━━ Listing

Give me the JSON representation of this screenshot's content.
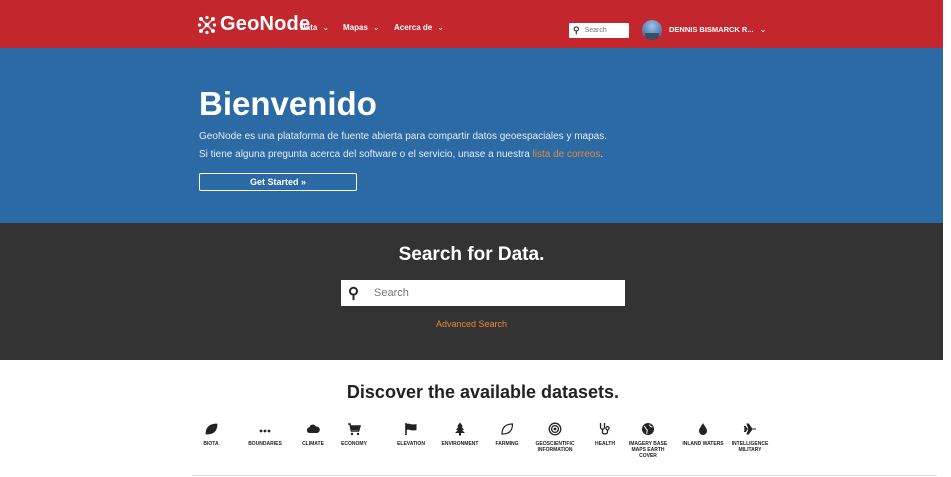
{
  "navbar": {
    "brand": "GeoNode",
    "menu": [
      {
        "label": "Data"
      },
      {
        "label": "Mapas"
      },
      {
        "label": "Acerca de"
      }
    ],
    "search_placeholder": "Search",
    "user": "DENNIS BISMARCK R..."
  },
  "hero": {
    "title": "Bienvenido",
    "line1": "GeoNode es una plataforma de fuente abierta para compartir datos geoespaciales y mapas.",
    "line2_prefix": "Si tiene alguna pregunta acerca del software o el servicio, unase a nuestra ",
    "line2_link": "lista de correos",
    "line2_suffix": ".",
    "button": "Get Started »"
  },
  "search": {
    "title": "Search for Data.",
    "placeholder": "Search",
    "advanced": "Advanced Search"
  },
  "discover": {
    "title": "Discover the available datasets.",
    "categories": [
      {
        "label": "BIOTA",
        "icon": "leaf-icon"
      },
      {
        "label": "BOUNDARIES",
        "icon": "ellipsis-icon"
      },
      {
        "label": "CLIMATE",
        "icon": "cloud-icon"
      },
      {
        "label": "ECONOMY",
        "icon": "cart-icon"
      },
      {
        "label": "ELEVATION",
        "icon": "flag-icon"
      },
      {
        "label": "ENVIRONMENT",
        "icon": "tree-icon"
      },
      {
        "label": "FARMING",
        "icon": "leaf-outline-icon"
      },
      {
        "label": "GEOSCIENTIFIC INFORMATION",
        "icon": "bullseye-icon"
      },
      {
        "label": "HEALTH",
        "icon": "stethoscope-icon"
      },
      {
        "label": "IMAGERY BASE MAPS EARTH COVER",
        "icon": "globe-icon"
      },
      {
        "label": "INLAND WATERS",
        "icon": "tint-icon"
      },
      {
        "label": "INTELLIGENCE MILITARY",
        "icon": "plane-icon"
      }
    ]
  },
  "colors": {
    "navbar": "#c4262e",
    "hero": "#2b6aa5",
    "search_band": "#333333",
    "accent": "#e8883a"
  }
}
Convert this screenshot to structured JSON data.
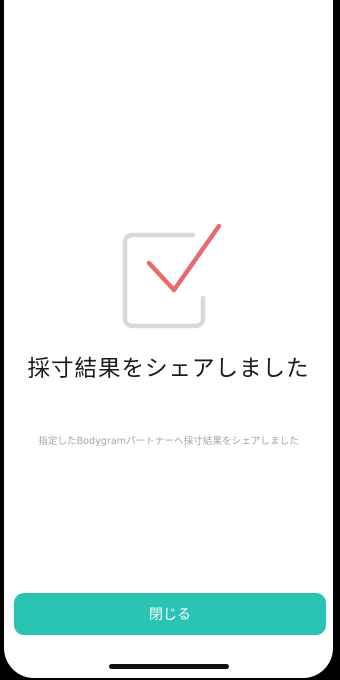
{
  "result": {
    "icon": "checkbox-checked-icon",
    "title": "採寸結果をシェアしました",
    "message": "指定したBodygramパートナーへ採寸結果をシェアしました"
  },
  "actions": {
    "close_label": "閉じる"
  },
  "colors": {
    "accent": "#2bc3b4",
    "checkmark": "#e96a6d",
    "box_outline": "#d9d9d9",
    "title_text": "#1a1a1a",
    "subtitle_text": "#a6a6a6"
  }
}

━━━━

Set problem
Scan the listing above and identify each line holding the string "GeoNode"; copy every such line.

Exercise result
    "brand": "GeoNode",
    "line1": "GeoNode es una plataforma de fuente abierta para compartir datos geoespaciales y mapas.",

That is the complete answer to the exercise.